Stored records
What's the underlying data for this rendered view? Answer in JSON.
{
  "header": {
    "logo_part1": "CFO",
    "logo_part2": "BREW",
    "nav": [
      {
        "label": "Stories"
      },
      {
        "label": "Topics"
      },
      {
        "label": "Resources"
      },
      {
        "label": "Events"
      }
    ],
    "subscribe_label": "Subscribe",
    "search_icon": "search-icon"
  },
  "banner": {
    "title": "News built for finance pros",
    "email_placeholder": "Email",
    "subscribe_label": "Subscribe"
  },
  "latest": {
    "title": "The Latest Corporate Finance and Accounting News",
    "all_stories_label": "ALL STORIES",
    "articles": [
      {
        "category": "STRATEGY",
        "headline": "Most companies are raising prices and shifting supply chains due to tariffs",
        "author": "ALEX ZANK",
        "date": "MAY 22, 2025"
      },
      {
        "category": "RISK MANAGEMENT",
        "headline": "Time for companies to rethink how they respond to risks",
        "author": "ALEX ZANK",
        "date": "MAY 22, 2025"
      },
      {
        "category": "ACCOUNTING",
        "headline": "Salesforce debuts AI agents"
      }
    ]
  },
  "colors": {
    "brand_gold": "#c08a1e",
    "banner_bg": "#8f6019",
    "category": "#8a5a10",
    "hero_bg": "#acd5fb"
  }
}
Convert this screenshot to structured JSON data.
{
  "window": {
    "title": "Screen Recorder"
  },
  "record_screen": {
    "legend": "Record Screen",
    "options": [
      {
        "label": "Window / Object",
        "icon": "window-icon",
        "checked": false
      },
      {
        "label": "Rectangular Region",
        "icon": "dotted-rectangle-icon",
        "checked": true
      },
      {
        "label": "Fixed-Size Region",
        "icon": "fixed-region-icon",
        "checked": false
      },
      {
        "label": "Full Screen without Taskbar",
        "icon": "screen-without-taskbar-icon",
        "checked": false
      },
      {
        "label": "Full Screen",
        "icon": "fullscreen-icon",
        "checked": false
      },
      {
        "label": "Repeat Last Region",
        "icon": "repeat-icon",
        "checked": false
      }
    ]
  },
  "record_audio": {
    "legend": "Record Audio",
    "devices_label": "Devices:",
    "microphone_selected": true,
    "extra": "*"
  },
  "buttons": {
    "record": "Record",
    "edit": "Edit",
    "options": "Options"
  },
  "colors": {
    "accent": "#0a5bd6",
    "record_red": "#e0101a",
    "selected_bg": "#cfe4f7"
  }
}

_Aim of the task_. Write out the whole listing again, exactly as it stands.

_The output_.
What's the underlying data for this rendered view? Answer in JSON.
{
  "header": {
    "logo_part1": "CFO",
    "logo_part2": "BREW",
    "nav": [
      {
        "label": "Stories"
      },
      {
        "label": "Topics"
      },
      {
        "label": "Resources"
      },
      {
        "label": "Events"
      }
    ],
    "subscribe_label": "Subscribe",
    "search_icon": "search-icon"
  },
  "banner": {
    "title": "News built for finance pros",
    "email_placeholder": "Email",
    "subscribe_label": "Subscribe"
  },
  "latest": {
    "title": "The Latest Corporate Finance and Accounting News",
    "all_stories_label": "ALL STORIES",
    "articles": [
      {
        "category": "STRATEGY",
        "headline": "Most companies are raising prices and shifting supply chains due to tariffs",
        "author": "ALEX ZANK",
        "date": "MAY 22, 2025"
      },
      {
        "category": "RISK MANAGEMENT",
        "headline": "Time for companies to rethink how they respond to risks",
        "author": "ALEX ZANK",
        "date": "MAY 22, 2025"
      },
      {
        "category": "ACCOUNTING",
        "headline": "Salesforce debuts AI agents"
      }
    ]
  },
  "colors": {
    "brand_gold": "#c08a1e",
    "banner_bg": "#8f6019",
    "category": "#8a5a10",
    "hero_bg": "#acd5fb"
  }
}
Convert this screenshot to structured JSON data.
{
  "window": {
    "title": "Screen Recorder"
  },
  "record_screen": {
    "legend": "Record Screen",
    "options": [
      {
        "label": "Window / Object",
        "icon": "window-icon",
        "checked": false
      },
      {
        "label": "Rectangular Region",
        "icon": "dotted-rectangle-icon",
        "checked": true
      },
      {
        "label": "Fixed-Size Region",
        "icon": "fixed-region-icon",
        "checked": false
      },
      {
        "label": "Full Screen without Taskbar",
        "icon": "screen-without-taskbar-icon",
        "checked": false
      },
      {
        "label": "Full Screen",
        "icon": "fullscreen-icon",
        "checked": false
      },
      {
        "label": "Repeat Last Region",
        "icon": "repeat-icon",
        "checked": false
      }
    ]
  },
  "record_audio": {
    "legend": "Record Audio",
    "devices_label": "Devices:",
    "microphone_selected": true,
    "extra": "*"
  },
  "buttons": {
    "record": "Record",
    "edit": "Edit",
    "options": "Options"
  },
  "colors": {
    "accent": "#0a5bd6",
    "record_red": "#e0101a",
    "selected_bg": "#cfe4f7"
  }
}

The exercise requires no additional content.